- To do
Could you extract the records from the line containing "I need the location" through the line containing "y-tick-label: 1.0 (31, 62, 53, 74)", both lines included, and repeat them unchanged with the pictures left out?

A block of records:
>>>>

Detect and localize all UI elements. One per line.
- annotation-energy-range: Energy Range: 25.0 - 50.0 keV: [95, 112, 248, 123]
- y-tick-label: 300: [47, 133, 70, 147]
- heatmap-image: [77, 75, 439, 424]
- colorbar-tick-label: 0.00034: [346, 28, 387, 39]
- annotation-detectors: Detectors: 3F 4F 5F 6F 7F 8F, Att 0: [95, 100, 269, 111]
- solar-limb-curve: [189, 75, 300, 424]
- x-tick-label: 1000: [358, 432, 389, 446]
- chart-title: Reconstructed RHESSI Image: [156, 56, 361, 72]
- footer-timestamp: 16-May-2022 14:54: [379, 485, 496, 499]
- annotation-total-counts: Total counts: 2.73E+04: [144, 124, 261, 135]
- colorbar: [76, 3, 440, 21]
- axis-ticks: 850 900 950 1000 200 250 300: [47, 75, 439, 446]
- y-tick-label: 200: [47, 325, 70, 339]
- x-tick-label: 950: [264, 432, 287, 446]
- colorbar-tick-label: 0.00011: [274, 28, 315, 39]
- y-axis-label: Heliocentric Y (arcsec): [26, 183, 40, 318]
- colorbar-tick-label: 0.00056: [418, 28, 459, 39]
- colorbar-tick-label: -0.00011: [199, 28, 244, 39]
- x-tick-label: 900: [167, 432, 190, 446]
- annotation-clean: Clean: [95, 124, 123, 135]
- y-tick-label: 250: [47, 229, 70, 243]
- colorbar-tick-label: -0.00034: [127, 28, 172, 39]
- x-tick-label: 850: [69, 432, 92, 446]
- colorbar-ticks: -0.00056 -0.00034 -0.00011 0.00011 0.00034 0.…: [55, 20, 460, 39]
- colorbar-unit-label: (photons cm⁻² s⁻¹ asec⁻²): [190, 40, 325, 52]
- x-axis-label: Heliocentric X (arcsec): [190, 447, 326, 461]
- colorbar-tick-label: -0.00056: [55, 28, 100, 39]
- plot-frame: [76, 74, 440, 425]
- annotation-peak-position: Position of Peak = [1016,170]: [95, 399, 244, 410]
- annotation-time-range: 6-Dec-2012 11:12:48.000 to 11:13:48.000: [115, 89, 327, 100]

<<<<
>>>>

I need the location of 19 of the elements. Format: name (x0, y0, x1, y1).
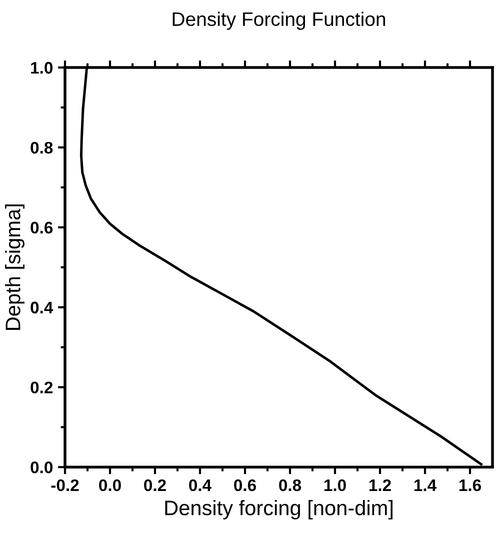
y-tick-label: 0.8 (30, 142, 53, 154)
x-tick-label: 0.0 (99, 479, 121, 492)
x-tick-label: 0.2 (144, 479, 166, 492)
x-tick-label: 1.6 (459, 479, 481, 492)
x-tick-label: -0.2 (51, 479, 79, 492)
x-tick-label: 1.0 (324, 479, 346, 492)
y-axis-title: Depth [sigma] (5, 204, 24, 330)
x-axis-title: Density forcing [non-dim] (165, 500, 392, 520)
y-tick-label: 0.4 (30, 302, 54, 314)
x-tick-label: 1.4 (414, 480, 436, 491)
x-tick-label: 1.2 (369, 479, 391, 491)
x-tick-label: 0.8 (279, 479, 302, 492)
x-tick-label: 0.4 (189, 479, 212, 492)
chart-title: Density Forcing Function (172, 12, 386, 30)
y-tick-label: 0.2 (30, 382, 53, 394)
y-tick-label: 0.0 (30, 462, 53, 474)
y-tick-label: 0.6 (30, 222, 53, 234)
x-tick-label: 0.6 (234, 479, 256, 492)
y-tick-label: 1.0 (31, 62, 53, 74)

<<<<

- Response to this task
I need the location of 19 of the elements. Format: name (x0, y0, x1, y1).
y-tick-label: 0.8 (30, 142, 53, 154)
x-tick-label: 0.0 (99, 479, 121, 492)
x-tick-label: 0.2 (144, 479, 166, 492)
x-tick-label: 1.6 (459, 479, 481, 492)
x-tick-label: -0.2 (51, 479, 79, 492)
x-tick-label: 1.0 (324, 479, 346, 492)
y-axis-title: Depth [sigma] (5, 204, 24, 330)
x-axis-title: Density forcing [non-dim] (165, 500, 392, 520)
y-tick-label: 0.4 (30, 302, 54, 314)
x-tick-label: 1.4 (414, 480, 436, 491)
x-tick-label: 1.2 (369, 479, 391, 491)
x-tick-label: 0.8 (279, 479, 302, 492)
x-tick-label: 0.4 (189, 479, 212, 492)
chart-title: Density Forcing Function (172, 12, 386, 30)
y-tick-label: 0.2 (30, 382, 53, 394)
y-tick-label: 0.0 (30, 462, 53, 474)
y-tick-label: 0.6 (30, 222, 53, 234)
x-tick-label: 0.6 (234, 479, 256, 492)
y-tick-label: 1.0 (31, 62, 53, 74)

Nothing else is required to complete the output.